### WHAT IS NEEDED
Compute the number of lines that include the string "source", then output that number and nothing else.

### PROVIDED RECORDS
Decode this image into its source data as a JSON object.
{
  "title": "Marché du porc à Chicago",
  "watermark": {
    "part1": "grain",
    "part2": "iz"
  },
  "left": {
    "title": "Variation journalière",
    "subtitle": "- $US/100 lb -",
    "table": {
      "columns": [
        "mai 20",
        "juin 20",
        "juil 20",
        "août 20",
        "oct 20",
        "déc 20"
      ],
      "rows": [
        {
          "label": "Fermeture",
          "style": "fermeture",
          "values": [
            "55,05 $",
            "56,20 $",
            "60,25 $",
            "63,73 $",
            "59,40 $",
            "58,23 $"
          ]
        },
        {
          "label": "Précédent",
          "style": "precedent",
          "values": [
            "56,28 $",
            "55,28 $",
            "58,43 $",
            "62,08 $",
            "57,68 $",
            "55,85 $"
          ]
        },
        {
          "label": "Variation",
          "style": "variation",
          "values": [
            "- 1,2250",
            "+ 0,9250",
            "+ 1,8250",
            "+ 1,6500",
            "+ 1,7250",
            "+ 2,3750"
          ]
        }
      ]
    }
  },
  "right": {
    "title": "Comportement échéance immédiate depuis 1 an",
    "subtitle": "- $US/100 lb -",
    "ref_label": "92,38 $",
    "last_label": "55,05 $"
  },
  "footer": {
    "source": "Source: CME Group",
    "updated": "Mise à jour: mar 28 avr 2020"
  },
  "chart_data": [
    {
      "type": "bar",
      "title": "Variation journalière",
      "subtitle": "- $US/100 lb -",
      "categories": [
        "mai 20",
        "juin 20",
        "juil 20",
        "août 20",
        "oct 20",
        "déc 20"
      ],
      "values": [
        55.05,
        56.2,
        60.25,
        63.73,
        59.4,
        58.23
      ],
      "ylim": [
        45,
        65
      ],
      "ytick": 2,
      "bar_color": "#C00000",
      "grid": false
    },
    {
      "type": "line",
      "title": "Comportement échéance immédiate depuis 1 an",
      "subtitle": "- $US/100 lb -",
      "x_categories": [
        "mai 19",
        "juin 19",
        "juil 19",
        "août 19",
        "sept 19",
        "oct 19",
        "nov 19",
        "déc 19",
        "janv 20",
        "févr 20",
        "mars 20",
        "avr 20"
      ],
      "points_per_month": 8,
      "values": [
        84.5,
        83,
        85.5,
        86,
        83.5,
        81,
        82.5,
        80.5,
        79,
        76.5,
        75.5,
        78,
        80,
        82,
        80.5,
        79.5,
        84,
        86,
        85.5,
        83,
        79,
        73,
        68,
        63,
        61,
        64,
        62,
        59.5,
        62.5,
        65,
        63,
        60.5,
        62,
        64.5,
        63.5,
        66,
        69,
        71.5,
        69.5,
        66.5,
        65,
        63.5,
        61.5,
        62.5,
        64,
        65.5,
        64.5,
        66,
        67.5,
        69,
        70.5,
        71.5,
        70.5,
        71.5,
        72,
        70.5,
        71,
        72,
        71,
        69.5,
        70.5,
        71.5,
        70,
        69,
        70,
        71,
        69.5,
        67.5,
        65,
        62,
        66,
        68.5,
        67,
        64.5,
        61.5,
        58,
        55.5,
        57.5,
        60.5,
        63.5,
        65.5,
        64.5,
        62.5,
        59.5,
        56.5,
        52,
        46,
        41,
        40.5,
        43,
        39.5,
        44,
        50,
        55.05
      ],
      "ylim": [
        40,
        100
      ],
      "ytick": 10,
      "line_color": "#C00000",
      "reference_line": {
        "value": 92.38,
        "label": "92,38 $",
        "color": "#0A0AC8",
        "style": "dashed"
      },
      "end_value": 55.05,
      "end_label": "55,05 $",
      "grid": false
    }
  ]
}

### THE COMPLETED TASK
2